==== Record set
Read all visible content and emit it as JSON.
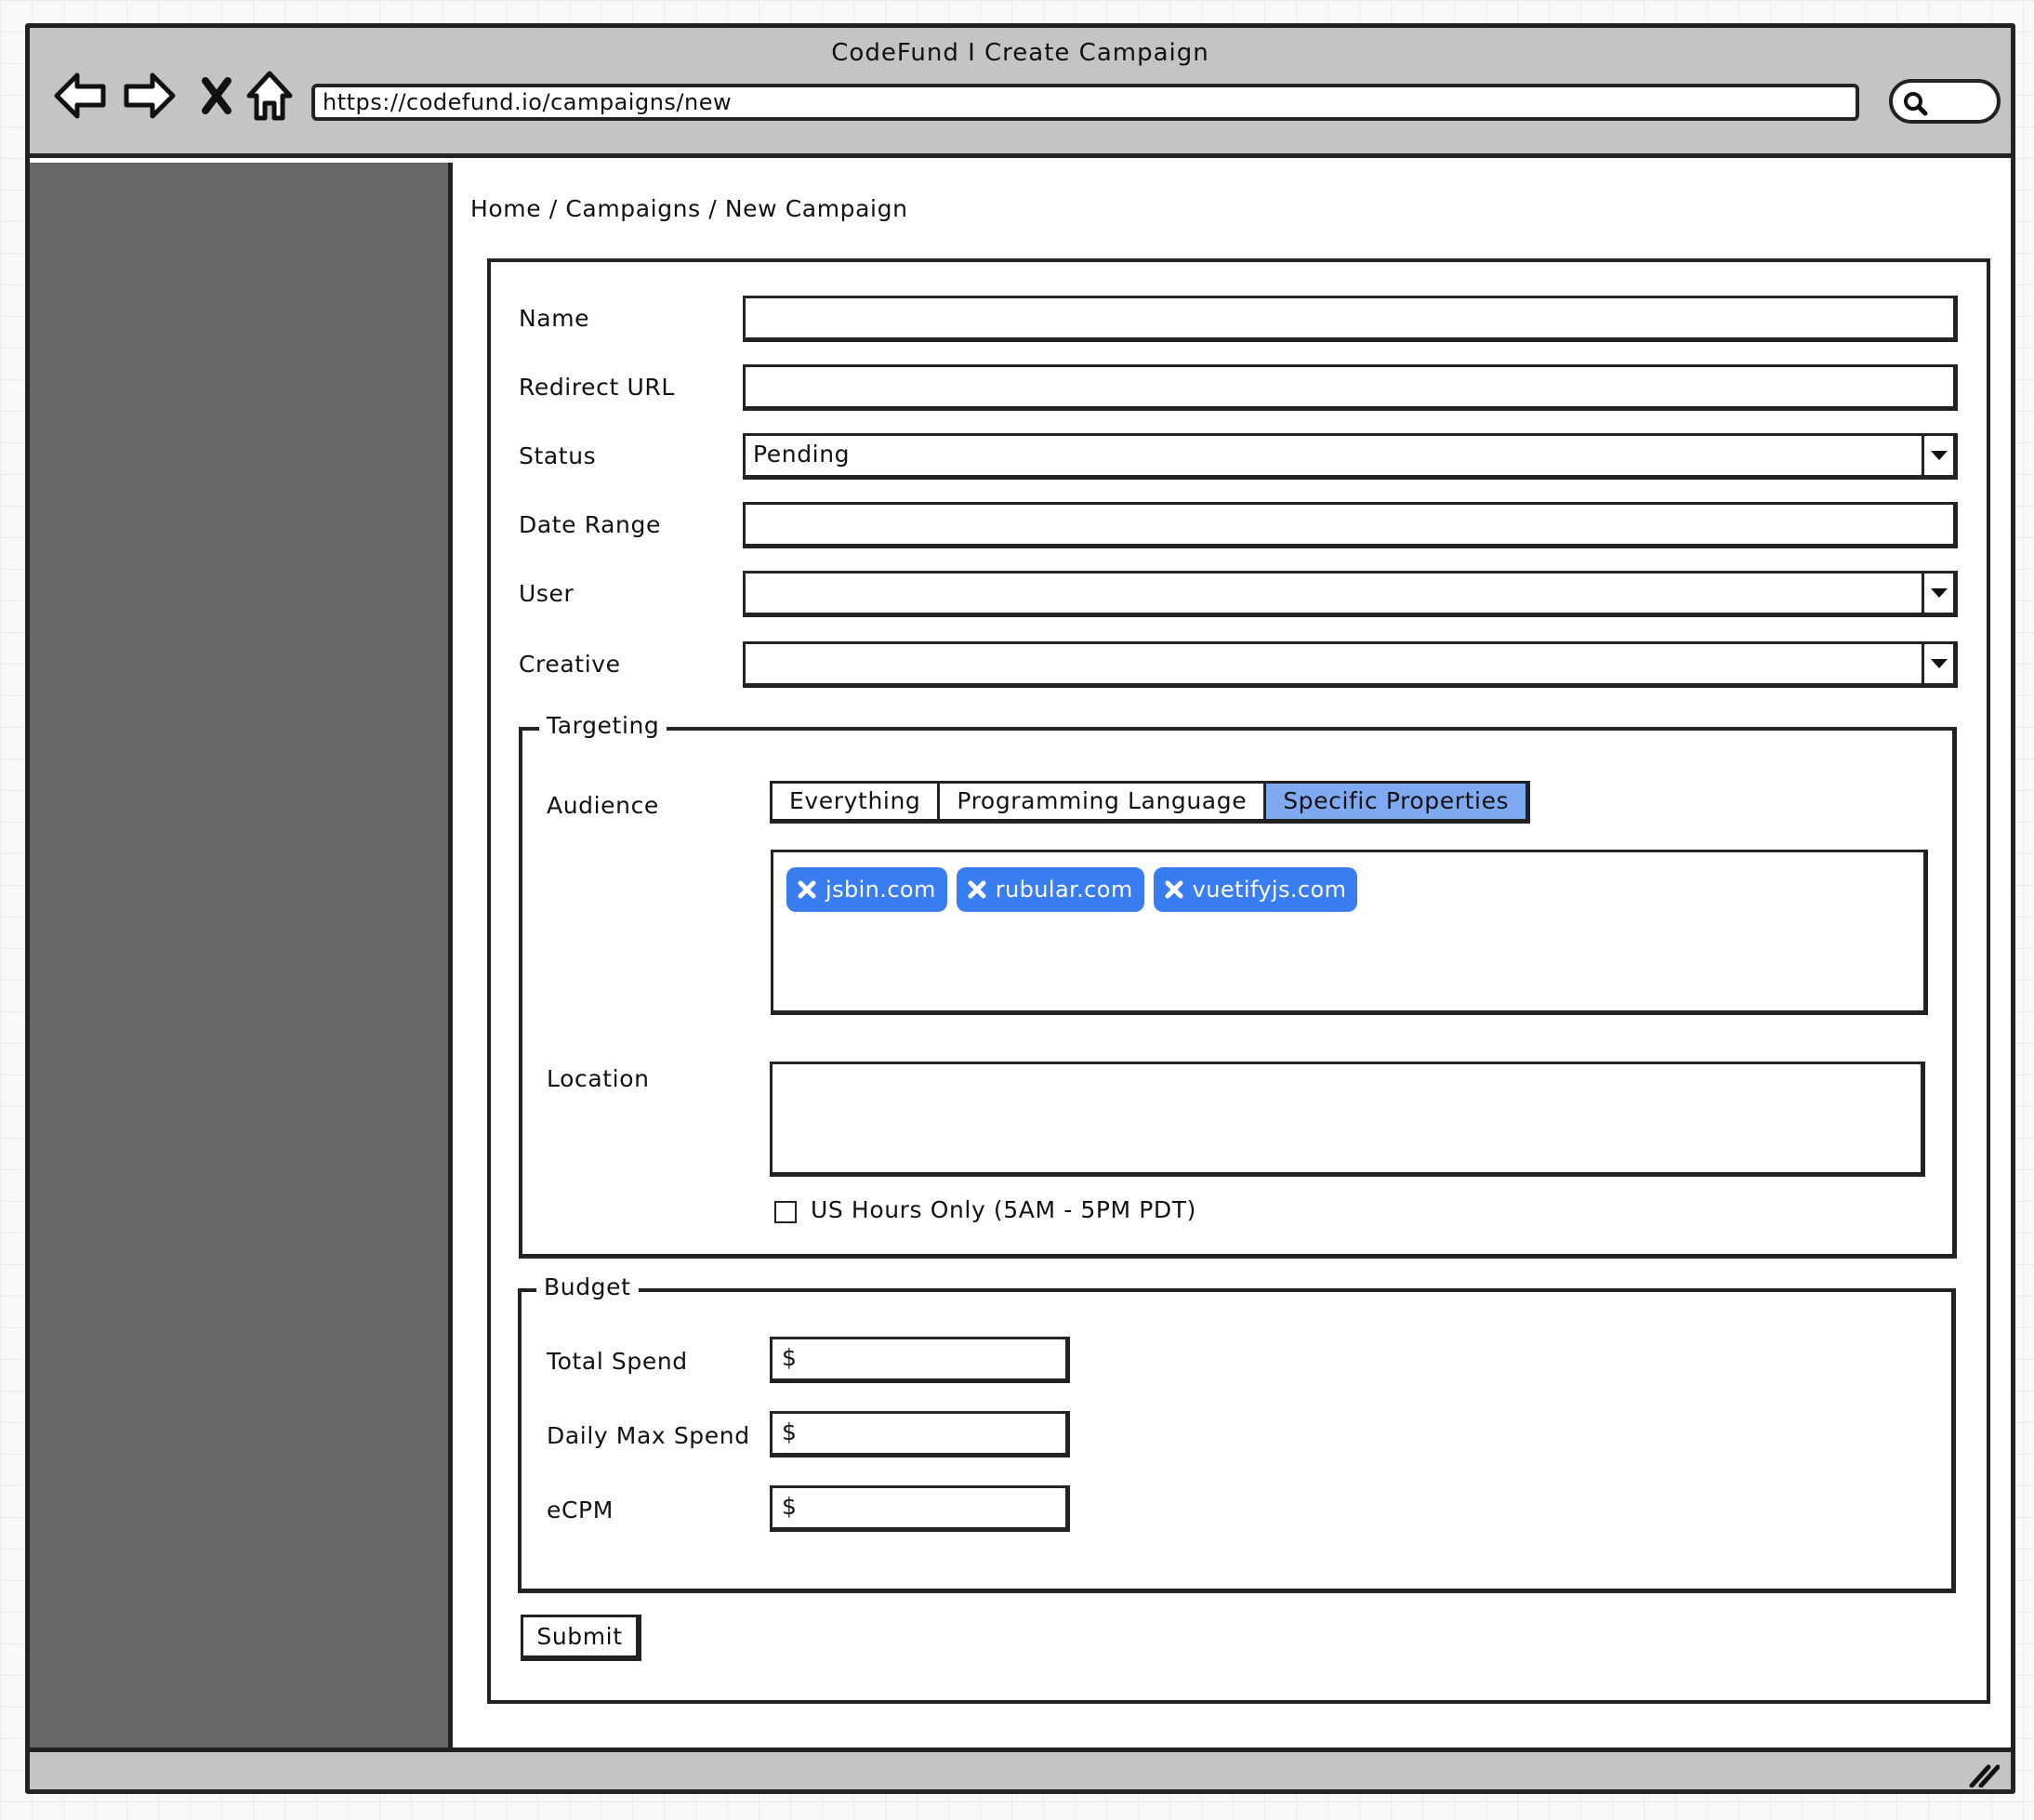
{
  "window": {
    "title": "CodeFund I Create Campaign",
    "url": "https://codefund.io/campaigns/new"
  },
  "icons": {
    "back": "arrow-left-icon",
    "forward": "arrow-right-icon",
    "stop": "close-icon",
    "home": "home-icon",
    "search": "search-icon",
    "resize": "resize-grip-icon"
  },
  "breadcrumb": "Home / Campaigns / New Campaign",
  "form": {
    "name_label": "Name",
    "redirect_label": "Redirect URL",
    "status_label": "Status",
    "status_value": "Pending",
    "daterange_label": "Date Range",
    "user_label": "User",
    "creative_label": "Creative"
  },
  "targeting": {
    "legend": "Targeting",
    "audience_label": "Audience",
    "tabs": [
      "Everything",
      "Programming Language",
      "Specific Properties"
    ],
    "active_tab": "Specific Properties",
    "tags": [
      "jsbin.com",
      "rubular.com",
      "vuetifyjs.com"
    ],
    "location_label": "Location",
    "us_hours_label": "US Hours Only (5AM - 5PM PDT)"
  },
  "budget": {
    "legend": "Budget",
    "total_label": "Total Spend",
    "daily_label": "Daily Max Spend",
    "ecpm_label": "eCPM",
    "currency": "$"
  },
  "submit_label": "Submit",
  "colors": {
    "tag_bg": "#3a7df0",
    "active_tab_bg": "#7faaf2",
    "sidebar": "#666666",
    "chrome": "#c4c4c4"
  }
}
========
## Required work
Make a copy of each line that contains the string "Properties".

## The solution
      "Specific Properties"
    "active_tab": "Specific Properties",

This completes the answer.